PROBLEM DESCRIPTION: Copy all the entries word for word, but omit the pictures.
>> Start AVAILABLE RECORDS
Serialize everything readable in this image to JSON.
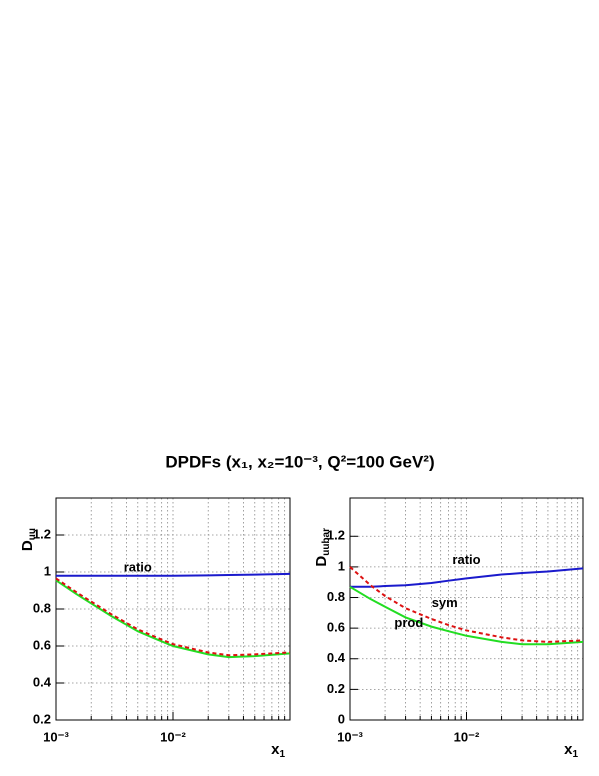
{
  "title": "DPDFs (x₁, x₂=10⁻³, Q²=100 GeV²)",
  "chart_data": [
    {
      "type": "line",
      "ylabel": "D",
      "ylabel_sub": "uu",
      "xlabel": "x",
      "xlabel_sub": "1",
      "xscale": "log",
      "xlim": [
        0.001,
        0.1
      ],
      "ylim": [
        0.2,
        1.4
      ],
      "xticks": [
        {
          "value": 0.001,
          "label": "10⁻³"
        },
        {
          "value": 0.01,
          "label": "10⁻²"
        }
      ],
      "xminor": [
        0.002,
        0.003,
        0.004,
        0.005,
        0.006,
        0.007,
        0.008,
        0.009,
        0.02,
        0.03,
        0.04,
        0.05,
        0.06,
        0.07,
        0.08,
        0.09
      ],
      "yticks": [
        0.2,
        0.4,
        0.6,
        0.8,
        1,
        1.2
      ],
      "grid": true,
      "x": [
        0.001,
        0.0015,
        0.002,
        0.003,
        0.005,
        0.007,
        0.01,
        0.02,
        0.03,
        0.05,
        0.1
      ],
      "series": [
        {
          "color": "#1a1acc",
          "dash": false,
          "values": [
            0.98,
            0.98,
            0.98,
            0.98,
            0.98,
            0.98,
            0.98,
            0.982,
            0.984,
            0.986,
            0.99
          ]
        },
        {
          "color": "#22dd22",
          "dash": false,
          "values": [
            0.955,
            0.88,
            0.83,
            0.76,
            0.68,
            0.64,
            0.6,
            0.555,
            0.54,
            0.545,
            0.56
          ]
        },
        {
          "color": "#dd1111",
          "dash": true,
          "values": [
            0.965,
            0.89,
            0.84,
            0.77,
            0.69,
            0.65,
            0.61,
            0.565,
            0.55,
            0.555,
            0.565
          ]
        }
      ],
      "annotations": [
        {
          "text": "ratio",
          "x": 0.005,
          "y": 1.02
        }
      ]
    },
    {
      "type": "line",
      "ylabel": "D",
      "ylabel_sub": "uubar",
      "xlabel": "x",
      "xlabel_sub": "1",
      "xscale": "log",
      "xlim": [
        0.001,
        0.1
      ],
      "ylim": [
        0,
        1.45
      ],
      "xticks": [
        {
          "value": 0.001,
          "label": "10⁻³"
        },
        {
          "value": 0.01,
          "label": "10⁻²"
        }
      ],
      "xminor": [
        0.002,
        0.003,
        0.004,
        0.005,
        0.006,
        0.007,
        0.008,
        0.009,
        0.02,
        0.03,
        0.04,
        0.05,
        0.06,
        0.07,
        0.08,
        0.09
      ],
      "yticks": [
        0,
        0.2,
        0.4,
        0.6,
        0.8,
        1,
        1.2
      ],
      "grid": true,
      "x": [
        0.001,
        0.0015,
        0.002,
        0.003,
        0.005,
        0.007,
        0.01,
        0.02,
        0.03,
        0.05,
        0.1
      ],
      "series": [
        {
          "color": "#1a1acc",
          "dash": false,
          "values": [
            0.87,
            0.87,
            0.875,
            0.88,
            0.895,
            0.91,
            0.925,
            0.95,
            0.96,
            0.97,
            0.99
          ]
        },
        {
          "color": "#22dd22",
          "dash": false,
          "values": [
            0.87,
            0.79,
            0.74,
            0.67,
            0.61,
            0.58,
            0.55,
            0.51,
            0.495,
            0.495,
            0.51
          ]
        },
        {
          "color": "#dd1111",
          "dash": true,
          "values": [
            1.0,
            0.88,
            0.81,
            0.73,
            0.66,
            0.62,
            0.585,
            0.54,
            0.52,
            0.51,
            0.52
          ]
        }
      ],
      "annotations": [
        {
          "text": "ratio",
          "x": 0.01,
          "y": 1.04
        },
        {
          "text": "sym",
          "x": 0.0065,
          "y": 0.76
        },
        {
          "text": "prod",
          "x": 0.0032,
          "y": 0.63
        }
      ]
    }
  ]
}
>> End AVAILABLE RECORDS
ANSWER:
Serialize everything readable in this image to JSON.
{
  "title": "DPDFs (x₁, x₂=10⁻³, Q²=100 GeV²)",
  "chart_data": [
    {
      "type": "line",
      "ylabel": "D",
      "ylabel_sub": "uu",
      "xlabel": "x",
      "xlabel_sub": "1",
      "xscale": "log",
      "xlim": [
        0.001,
        0.1
      ],
      "ylim": [
        0.2,
        1.4
      ],
      "xticks": [
        {
          "value": 0.001,
          "label": "10⁻³"
        },
        {
          "value": 0.01,
          "label": "10⁻²"
        }
      ],
      "xminor": [
        0.002,
        0.003,
        0.004,
        0.005,
        0.006,
        0.007,
        0.008,
        0.009,
        0.02,
        0.03,
        0.04,
        0.05,
        0.06,
        0.07,
        0.08,
        0.09
      ],
      "yticks": [
        0.2,
        0.4,
        0.6,
        0.8,
        1,
        1.2
      ],
      "grid": true,
      "x": [
        0.001,
        0.0015,
        0.002,
        0.003,
        0.005,
        0.007,
        0.01,
        0.02,
        0.03,
        0.05,
        0.1
      ],
      "series": [
        {
          "color": "#1a1acc",
          "dash": false,
          "values": [
            0.98,
            0.98,
            0.98,
            0.98,
            0.98,
            0.98,
            0.98,
            0.982,
            0.984,
            0.986,
            0.99
          ]
        },
        {
          "color": "#22dd22",
          "dash": false,
          "values": [
            0.955,
            0.88,
            0.83,
            0.76,
            0.68,
            0.64,
            0.6,
            0.555,
            0.54,
            0.545,
            0.56
          ]
        },
        {
          "color": "#dd1111",
          "dash": true,
          "values": [
            0.965,
            0.89,
            0.84,
            0.77,
            0.69,
            0.65,
            0.61,
            0.565,
            0.55,
            0.555,
            0.565
          ]
        }
      ],
      "annotations": [
        {
          "text": "ratio",
          "x": 0.005,
          "y": 1.02
        }
      ]
    },
    {
      "type": "line",
      "ylabel": "D",
      "ylabel_sub": "uubar",
      "xlabel": "x",
      "xlabel_sub": "1",
      "xscale": "log",
      "xlim": [
        0.001,
        0.1
      ],
      "ylim": [
        0,
        1.45
      ],
      "xticks": [
        {
          "value": 0.001,
          "label": "10⁻³"
        },
        {
          "value": 0.01,
          "label": "10⁻²"
        }
      ],
      "xminor": [
        0.002,
        0.003,
        0.004,
        0.005,
        0.006,
        0.007,
        0.008,
        0.009,
        0.02,
        0.03,
        0.04,
        0.05,
        0.06,
        0.07,
        0.08,
        0.09
      ],
      "yticks": [
        0,
        0.2,
        0.4,
        0.6,
        0.8,
        1,
        1.2
      ],
      "grid": true,
      "x": [
        0.001,
        0.0015,
        0.002,
        0.003,
        0.005,
        0.007,
        0.01,
        0.02,
        0.03,
        0.05,
        0.1
      ],
      "series": [
        {
          "color": "#1a1acc",
          "dash": false,
          "values": [
            0.87,
            0.87,
            0.875,
            0.88,
            0.895,
            0.91,
            0.925,
            0.95,
            0.96,
            0.97,
            0.99
          ]
        },
        {
          "color": "#22dd22",
          "dash": false,
          "values": [
            0.87,
            0.79,
            0.74,
            0.67,
            0.61,
            0.58,
            0.55,
            0.51,
            0.495,
            0.495,
            0.51
          ]
        },
        {
          "color": "#dd1111",
          "dash": true,
          "values": [
            1.0,
            0.88,
            0.81,
            0.73,
            0.66,
            0.62,
            0.585,
            0.54,
            0.52,
            0.51,
            0.52
          ]
        }
      ],
      "annotations": [
        {
          "text": "ratio",
          "x": 0.01,
          "y": 1.04
        },
        {
          "text": "sym",
          "x": 0.0065,
          "y": 0.76
        },
        {
          "text": "prod",
          "x": 0.0032,
          "y": 0.63
        }
      ]
    }
  ]
}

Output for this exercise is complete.